** TASK REQUIREMENTS **
Return every entry exactly.

** EXTRACTED RECORDS **
· · ·

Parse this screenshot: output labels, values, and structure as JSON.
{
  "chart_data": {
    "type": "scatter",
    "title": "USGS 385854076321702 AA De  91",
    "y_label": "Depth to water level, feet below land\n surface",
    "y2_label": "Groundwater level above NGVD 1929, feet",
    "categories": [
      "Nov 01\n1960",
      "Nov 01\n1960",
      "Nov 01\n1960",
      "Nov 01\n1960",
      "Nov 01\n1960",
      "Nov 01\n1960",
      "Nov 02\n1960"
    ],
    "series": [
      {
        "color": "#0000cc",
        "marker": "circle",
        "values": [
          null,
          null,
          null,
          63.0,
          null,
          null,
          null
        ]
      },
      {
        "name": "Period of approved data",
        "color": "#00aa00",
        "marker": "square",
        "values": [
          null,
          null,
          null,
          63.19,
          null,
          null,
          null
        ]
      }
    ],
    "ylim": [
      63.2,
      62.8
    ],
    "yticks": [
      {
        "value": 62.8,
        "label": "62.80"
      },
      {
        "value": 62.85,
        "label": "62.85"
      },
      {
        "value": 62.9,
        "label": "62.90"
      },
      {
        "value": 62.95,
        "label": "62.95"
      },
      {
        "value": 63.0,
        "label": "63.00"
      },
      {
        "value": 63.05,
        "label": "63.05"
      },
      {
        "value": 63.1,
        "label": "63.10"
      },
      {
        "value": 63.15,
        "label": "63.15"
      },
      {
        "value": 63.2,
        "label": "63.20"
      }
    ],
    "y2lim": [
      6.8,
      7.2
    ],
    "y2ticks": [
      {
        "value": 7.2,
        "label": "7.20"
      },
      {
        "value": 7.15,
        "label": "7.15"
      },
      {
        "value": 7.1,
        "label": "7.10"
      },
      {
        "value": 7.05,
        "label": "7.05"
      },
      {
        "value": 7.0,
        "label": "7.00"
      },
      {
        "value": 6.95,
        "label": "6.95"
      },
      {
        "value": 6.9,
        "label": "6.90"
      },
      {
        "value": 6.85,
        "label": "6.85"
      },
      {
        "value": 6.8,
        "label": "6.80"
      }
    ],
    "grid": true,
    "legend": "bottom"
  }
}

· · ·

** ANSWER TO THIS EXERCISE **
Parse this screenshot: output labels, values, and structure as JSON.
{
  "chart_data": {
    "type": "scatter",
    "title": "USGS 385854076321702 AA De  91",
    "y_label": "Depth to water level, feet below land\n surface",
    "y2_label": "Groundwater level above NGVD 1929, feet",
    "categories": [
      "Nov 01\n1960",
      "Nov 01\n1960",
      "Nov 01\n1960",
      "Nov 01\n1960",
      "Nov 01\n1960",
      "Nov 01\n1960",
      "Nov 02\n1960"
    ],
    "series": [
      {
        "color": "#0000cc",
        "marker": "circle",
        "values": [
          null,
          null,
          null,
          63.0,
          null,
          null,
          null
        ]
      },
      {
        "name": "Period of approved data",
        "color": "#00aa00",
        "marker": "square",
        "values": [
          null,
          null,
          null,
          63.19,
          null,
          null,
          null
        ]
      }
    ],
    "ylim": [
      63.2,
      62.8
    ],
    "yticks": [
      {
        "value": 62.8,
        "label": "62.80"
      },
      {
        "value": 62.85,
        "label": "62.85"
      },
      {
        "value": 62.9,
        "label": "62.90"
      },
      {
        "value": 62.95,
        "label": "62.95"
      },
      {
        "value": 63.0,
        "label": "63.00"
      },
      {
        "value": 63.05,
        "label": "63.05"
      },
      {
        "value": 63.1,
        "label": "63.10"
      },
      {
        "value": 63.15,
        "label": "63.15"
      },
      {
        "value": 63.2,
        "label": "63.20"
      }
    ],
    "y2lim": [
      6.8,
      7.2
    ],
    "y2ticks": [
      {
        "value": 7.2,
        "label": "7.20"
      },
      {
        "value": 7.15,
        "label": "7.15"
      },
      {
        "value": 7.1,
        "label": "7.10"
      },
      {
        "value": 7.05,
        "label": "7.05"
      },
      {
        "value": 7.0,
        "label": "7.00"
      },
      {
        "value": 6.95,
        "label": "6.95"
      },
      {
        "value": 6.9,
        "label": "6.90"
      },
      {
        "value": 6.85,
        "label": "6.85"
      },
      {
        "value": 6.8,
        "label": "6.80"
      }
    ],
    "grid": true,
    "legend": "bottom"
  }
}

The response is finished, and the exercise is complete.